>> Begin Data extract

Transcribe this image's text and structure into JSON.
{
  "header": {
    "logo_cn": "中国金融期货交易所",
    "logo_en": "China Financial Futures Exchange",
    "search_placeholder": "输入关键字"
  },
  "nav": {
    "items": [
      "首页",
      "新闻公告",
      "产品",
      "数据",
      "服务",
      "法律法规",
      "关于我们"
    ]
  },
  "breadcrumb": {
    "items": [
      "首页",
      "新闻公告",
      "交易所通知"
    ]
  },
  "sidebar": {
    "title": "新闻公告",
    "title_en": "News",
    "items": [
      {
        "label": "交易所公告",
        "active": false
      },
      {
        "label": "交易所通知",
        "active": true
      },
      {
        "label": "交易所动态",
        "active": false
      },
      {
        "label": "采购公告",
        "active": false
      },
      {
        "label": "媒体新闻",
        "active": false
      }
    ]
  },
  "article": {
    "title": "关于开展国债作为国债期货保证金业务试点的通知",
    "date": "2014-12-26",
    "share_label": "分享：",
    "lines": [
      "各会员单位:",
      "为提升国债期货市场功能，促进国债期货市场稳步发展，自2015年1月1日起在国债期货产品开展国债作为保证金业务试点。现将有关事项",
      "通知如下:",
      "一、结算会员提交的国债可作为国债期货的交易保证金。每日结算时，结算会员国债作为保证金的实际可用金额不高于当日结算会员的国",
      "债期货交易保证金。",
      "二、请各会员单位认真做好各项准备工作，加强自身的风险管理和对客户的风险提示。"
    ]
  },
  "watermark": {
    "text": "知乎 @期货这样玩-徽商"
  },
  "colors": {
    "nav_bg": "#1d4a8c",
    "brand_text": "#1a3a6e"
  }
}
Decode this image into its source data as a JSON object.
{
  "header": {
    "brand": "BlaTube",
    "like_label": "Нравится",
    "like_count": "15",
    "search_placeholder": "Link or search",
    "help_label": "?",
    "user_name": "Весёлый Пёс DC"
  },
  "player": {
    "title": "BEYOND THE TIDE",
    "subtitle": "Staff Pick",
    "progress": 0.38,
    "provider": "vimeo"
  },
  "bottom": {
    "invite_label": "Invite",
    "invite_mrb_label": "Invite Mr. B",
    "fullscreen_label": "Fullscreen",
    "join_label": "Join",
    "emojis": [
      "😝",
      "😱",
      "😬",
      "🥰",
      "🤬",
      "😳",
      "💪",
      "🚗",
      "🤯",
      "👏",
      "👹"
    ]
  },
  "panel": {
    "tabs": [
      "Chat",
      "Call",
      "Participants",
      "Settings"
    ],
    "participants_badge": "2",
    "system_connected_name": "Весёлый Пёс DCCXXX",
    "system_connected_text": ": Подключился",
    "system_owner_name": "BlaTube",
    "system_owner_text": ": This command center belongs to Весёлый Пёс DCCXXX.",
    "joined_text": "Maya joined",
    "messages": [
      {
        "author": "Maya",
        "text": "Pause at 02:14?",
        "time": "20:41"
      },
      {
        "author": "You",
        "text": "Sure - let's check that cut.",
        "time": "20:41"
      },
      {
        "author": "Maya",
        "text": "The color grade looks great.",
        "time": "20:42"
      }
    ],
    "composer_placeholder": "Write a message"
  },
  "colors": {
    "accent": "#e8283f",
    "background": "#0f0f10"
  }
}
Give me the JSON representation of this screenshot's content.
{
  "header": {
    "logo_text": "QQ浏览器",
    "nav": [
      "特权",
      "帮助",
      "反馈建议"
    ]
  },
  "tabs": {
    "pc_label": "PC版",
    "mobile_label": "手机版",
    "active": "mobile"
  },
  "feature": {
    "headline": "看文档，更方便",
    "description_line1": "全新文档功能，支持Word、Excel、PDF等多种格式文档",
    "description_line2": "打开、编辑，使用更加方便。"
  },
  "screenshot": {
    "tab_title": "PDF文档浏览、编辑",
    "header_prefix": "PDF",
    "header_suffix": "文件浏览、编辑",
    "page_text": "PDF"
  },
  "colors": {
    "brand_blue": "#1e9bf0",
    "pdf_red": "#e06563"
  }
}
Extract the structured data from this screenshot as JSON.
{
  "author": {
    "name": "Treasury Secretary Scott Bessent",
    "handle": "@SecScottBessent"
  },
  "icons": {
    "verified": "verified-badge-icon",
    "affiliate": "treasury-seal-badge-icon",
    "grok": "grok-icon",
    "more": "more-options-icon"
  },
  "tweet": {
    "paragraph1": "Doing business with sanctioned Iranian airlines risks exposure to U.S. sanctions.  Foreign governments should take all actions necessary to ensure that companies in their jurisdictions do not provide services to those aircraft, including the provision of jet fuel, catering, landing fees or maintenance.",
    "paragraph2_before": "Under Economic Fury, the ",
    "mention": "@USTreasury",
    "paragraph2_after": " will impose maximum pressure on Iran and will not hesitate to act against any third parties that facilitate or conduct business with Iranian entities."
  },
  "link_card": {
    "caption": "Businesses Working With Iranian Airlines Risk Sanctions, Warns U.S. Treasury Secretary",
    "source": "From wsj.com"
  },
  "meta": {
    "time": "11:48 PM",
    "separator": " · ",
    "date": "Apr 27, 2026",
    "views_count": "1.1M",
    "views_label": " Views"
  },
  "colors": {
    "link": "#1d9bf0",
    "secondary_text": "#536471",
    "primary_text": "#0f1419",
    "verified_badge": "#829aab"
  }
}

>> End Data extract

Short task: Each line that has the word "JSON" counts once. How many such lines are in the data? Give the number alone.

Written solution: 4